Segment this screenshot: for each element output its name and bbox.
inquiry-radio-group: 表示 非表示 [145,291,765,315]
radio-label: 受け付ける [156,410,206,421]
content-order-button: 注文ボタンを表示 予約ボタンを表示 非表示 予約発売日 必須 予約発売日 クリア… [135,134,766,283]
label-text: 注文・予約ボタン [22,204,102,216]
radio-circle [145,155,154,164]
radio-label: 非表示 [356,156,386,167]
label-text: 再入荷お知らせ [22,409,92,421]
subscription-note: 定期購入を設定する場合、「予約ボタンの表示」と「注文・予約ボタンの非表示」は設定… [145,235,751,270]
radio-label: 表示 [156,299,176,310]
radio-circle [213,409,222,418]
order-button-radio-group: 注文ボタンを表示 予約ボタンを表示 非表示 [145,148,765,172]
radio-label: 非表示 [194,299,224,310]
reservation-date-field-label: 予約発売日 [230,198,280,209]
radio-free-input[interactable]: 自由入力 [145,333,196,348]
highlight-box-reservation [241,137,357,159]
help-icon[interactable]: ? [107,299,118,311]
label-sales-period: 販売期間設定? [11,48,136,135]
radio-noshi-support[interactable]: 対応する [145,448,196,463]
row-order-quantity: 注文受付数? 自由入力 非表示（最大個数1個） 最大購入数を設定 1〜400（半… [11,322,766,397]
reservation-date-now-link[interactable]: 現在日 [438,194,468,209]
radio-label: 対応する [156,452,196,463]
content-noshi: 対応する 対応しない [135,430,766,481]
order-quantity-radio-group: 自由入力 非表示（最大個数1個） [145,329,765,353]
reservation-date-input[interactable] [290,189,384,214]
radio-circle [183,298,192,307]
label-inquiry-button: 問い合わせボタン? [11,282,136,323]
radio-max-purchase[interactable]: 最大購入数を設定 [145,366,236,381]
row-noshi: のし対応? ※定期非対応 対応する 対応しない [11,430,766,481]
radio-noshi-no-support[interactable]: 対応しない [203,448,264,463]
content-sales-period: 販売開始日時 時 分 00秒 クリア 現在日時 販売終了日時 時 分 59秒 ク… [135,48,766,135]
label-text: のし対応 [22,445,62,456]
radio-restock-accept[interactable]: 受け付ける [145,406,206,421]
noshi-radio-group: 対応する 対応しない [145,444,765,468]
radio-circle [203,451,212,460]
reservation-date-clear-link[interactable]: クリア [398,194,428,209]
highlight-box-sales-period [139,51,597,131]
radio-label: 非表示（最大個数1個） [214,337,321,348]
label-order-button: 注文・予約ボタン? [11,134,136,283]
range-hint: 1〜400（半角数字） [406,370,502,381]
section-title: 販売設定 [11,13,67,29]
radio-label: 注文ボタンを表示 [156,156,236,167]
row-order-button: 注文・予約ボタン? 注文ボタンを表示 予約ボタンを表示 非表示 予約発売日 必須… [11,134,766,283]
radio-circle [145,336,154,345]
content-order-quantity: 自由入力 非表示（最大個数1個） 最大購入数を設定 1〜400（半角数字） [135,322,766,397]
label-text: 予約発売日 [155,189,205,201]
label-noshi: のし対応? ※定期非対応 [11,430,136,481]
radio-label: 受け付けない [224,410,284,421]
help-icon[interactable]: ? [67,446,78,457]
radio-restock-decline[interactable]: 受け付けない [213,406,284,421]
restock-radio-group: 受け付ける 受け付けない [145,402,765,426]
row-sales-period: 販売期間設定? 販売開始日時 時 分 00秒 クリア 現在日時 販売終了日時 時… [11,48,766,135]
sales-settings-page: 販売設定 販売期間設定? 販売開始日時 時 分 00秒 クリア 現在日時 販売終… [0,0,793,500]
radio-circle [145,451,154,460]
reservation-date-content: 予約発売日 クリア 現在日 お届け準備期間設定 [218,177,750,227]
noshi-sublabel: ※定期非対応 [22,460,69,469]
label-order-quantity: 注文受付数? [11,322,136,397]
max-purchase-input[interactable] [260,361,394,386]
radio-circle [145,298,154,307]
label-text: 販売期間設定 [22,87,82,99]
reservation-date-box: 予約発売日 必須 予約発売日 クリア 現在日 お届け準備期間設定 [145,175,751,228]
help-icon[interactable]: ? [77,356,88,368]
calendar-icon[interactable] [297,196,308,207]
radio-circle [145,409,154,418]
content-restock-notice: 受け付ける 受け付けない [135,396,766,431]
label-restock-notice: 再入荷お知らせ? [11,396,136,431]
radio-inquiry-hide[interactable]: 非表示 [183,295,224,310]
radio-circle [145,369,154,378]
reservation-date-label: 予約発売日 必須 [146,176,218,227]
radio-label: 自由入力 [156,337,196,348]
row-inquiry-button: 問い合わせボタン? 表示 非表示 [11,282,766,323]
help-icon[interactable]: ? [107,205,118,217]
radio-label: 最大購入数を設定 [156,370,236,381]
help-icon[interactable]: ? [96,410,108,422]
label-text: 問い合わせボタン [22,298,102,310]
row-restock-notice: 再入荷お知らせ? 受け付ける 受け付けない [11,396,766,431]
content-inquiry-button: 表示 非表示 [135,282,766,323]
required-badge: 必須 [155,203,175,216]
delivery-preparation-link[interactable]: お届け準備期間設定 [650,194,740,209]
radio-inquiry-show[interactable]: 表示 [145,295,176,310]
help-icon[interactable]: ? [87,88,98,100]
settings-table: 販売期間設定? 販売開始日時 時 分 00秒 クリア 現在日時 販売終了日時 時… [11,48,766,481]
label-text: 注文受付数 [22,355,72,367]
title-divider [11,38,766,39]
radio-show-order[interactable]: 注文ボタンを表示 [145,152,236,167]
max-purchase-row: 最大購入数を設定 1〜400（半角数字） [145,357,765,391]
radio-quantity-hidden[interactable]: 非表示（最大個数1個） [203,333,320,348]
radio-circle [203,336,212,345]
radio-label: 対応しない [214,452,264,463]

- **Directions for this task**: Lay out every line of the records above as a numbered list, omitting any blank lines.

- **Answer to the exercise**:
1. Segment this screenshot: for each element output its name and bbox.
2. inquiry-radio-group: 表示 非表示 [145,291,765,315]
3. radio-label: 受け付ける [156,410,206,421]
4. content-order-button: 注文ボタンを表示 予約ボタンを表示 非表示 予約発売日 必須 予約発売日 クリア… [135,134,766,283]
5. label-text: 注文・予約ボタン [22,204,102,216]
6. radio-circle [145,155,154,164]
7. radio-label: 非表示 [356,156,386,167]
8. label-text: 再入荷お知らせ [22,409,92,421]
9. subscription-note: 定期購入を設定する場合、「予約ボタンの表示」と「注文・予約ボタンの非表示」は設定… [145,235,751,270]
10. radio-label: 表示 [156,299,176,310]
11. radio-circle [213,409,222,418]
12. order-button-radio-group: 注文ボタンを表示 予約ボタンを表示 非表示 [145,148,765,172]
13. radio-label: 非表示 [194,299,224,310]
14. reservation-date-field-label: 予約発売日 [230,198,280,209]
15. radio-free-input[interactable]: 自由入力 [145,333,196,348]
16. highlight-box-reservation [241,137,357,159]
17. help-icon[interactable]: ? [107,299,118,311]
18. label-sales-period: 販売期間設定? [11,48,136,135]
19. radio-noshi-support[interactable]: 対応する [145,448,196,463]
20. row-order-quantity: 注文受付数? 自由入力 非表示（最大個数1個） 最大購入数を設定 1〜400（半… [11,322,766,397]
21. reservation-date-now-link[interactable]: 現在日 [438,194,468,209]
22. radio-label: 対応する [156,452,196,463]
23. content-noshi: 対応する 対応しない [135,430,766,481]
24. order-quantity-radio-group: 自由入力 非表示（最大個数1個） [145,329,765,353]
25. reservation-date-input[interactable] [290,189,384,214]
26. radio-circle [183,298,192,307]
27. label-inquiry-button: 問い合わせボタン? [11,282,136,323]
28. radio-max-purchase[interactable]: 最大購入数を設定 [145,366,236,381]
29. row-noshi: のし対応? ※定期非対応 対応する 対応しない [11,430,766,481]
30. radio-noshi-no-support[interactable]: 対応しない [203,448,264,463]
31. content-sales-period: 販売開始日時 時 分 00秒 クリア 現在日時 販売終了日時 時 分 59秒 ク… [135,48,766,135]
32. label-text: のし対応 [22,445,62,456]
33. radio-restock-accept[interactable]: 受け付ける [145,406,206,421]
34. noshi-radio-group: 対応する 対応しない [145,444,765,468]
35. radio-circle [203,451,212,460]
36. reservation-date-clear-link[interactable]: クリア [398,194,428,209]
37. highlight-box-sales-period [139,51,597,131]
38. radio-label: 非表示（最大個数1個） [214,337,321,348]
39. label-order-button: 注文・予約ボタン? [11,134,136,283]
40. range-hint: 1〜400（半角数字） [406,370,502,381]
41. section-title: 販売設定 [11,13,67,29]
42. radio-label: 注文ボタンを表示 [156,156,236,167]
43. row-order-button: 注文・予約ボタン? 注文ボタンを表示 予約ボタンを表示 非表示 予約発売日 必須… [11,134,766,283]
44. radio-circle [145,336,154,345]
45. content-order-quantity: 自由入力 非表示（最大個数1個） 最大購入数を設定 1〜400（半角数字） [135,322,766,397]
46. label-text: 予約発売日 [155,189,205,201]
47. label-noshi: のし対応? ※定期非対応 [11,430,136,481]
48. radio-label: 受け付けない [224,410,284,421]
49. help-icon[interactable]: ? [67,446,78,457]
50. radio-restock-decline[interactable]: 受け付けない [213,406,284,421]
51. restock-radio-group: 受け付ける 受け付けない [145,402,765,426]
52. row-sales-period: 販売期間設定? 販売開始日時 時 分 00秒 クリア 現在日時 販売終了日時 時… [11,48,766,135]
53. sales-settings-page: 販売設定 販売期間設定? 販売開始日時 時 分 00秒 クリア 現在日時 販売終… [0,0,793,500]
54. radio-circle [145,451,154,460]
55. reservation-date-content: 予約発売日 クリア 現在日 お届け準備期間設定 [218,177,750,227]
56. noshi-sublabel: ※定期非対応 [22,460,69,469]
57. label-order-quantity: 注文受付数? [11,322,136,397]
58. max-purchase-input[interactable] [260,361,394,386]
59. radio-circle [145,298,154,307]
60. label-text: 販売期間設定 [22,87,82,99]
61. reservation-date-box: 予約発売日 必須 予約発売日 クリア 現在日 お届け準備期間設定 [145,175,751,228]
62. help-icon[interactable]: ? [77,356,88,368]
63. calendar-icon[interactable] [297,196,308,207]
64. radio-circle [145,409,154,418]
65. content-restock-notice: 受け付ける 受け付けない [135,396,766,431]
66. label-restock-notice: 再入荷お知らせ? [11,396,136,431]
67. radio-inquiry-hide[interactable]: 非表示 [183,295,224,310]
68. radio-circle [145,369,154,378]
69. reservation-date-label: 予約発売日 必須 [146,176,218,227]
70. radio-label: 自由入力 [156,337,196,348]
71. row-inquiry-button: 問い合わせボタン? 表示 非表示 [11,282,766,323]
72. help-icon[interactable]: ? [107,205,118,217]
73. radio-label: 最大購入数を設定 [156,370,236,381]
74. help-icon[interactable]: ? [96,410,108,422]
75. label-text: 問い合わせボタン [22,298,102,310]
76. row-restock-notice: 再入荷お知らせ? 受け付ける 受け付けない [11,396,766,431]
77. content-inquiry-button: 表示 非表示 [135,282,766,323]
78. required-badge: 必須 [155,203,175,216]
79. delivery-preparation-link[interactable]: お届け準備期間設定 [650,194,740,209]
80. radio-inquiry-show[interactable]: 表示 [145,295,176,310]
81. help-icon[interactable]: ? [87,88,98,100]
82. settings-table: 販売期間設定? 販売開始日時 時 分 00秒 クリア 現在日時 販売終了日時 時… [11,48,766,481]
83. label-text: 注文受付数 [22,355,72,367]
84. title-divider [11,38,766,39]
85. radio-show-order[interactable]: 注文ボタンを表示 [145,152,236,167]
86. max-purchase-row: 最大購入数を設定 1〜400（半角数字） [145,357,765,391]
87. radio-quantity-hidden[interactable]: 非表示（最大個数1個） [203,333,320,348]
88. radio-circle [203,336,212,345]
89. radio-label: 対応しない [214,452,264,463]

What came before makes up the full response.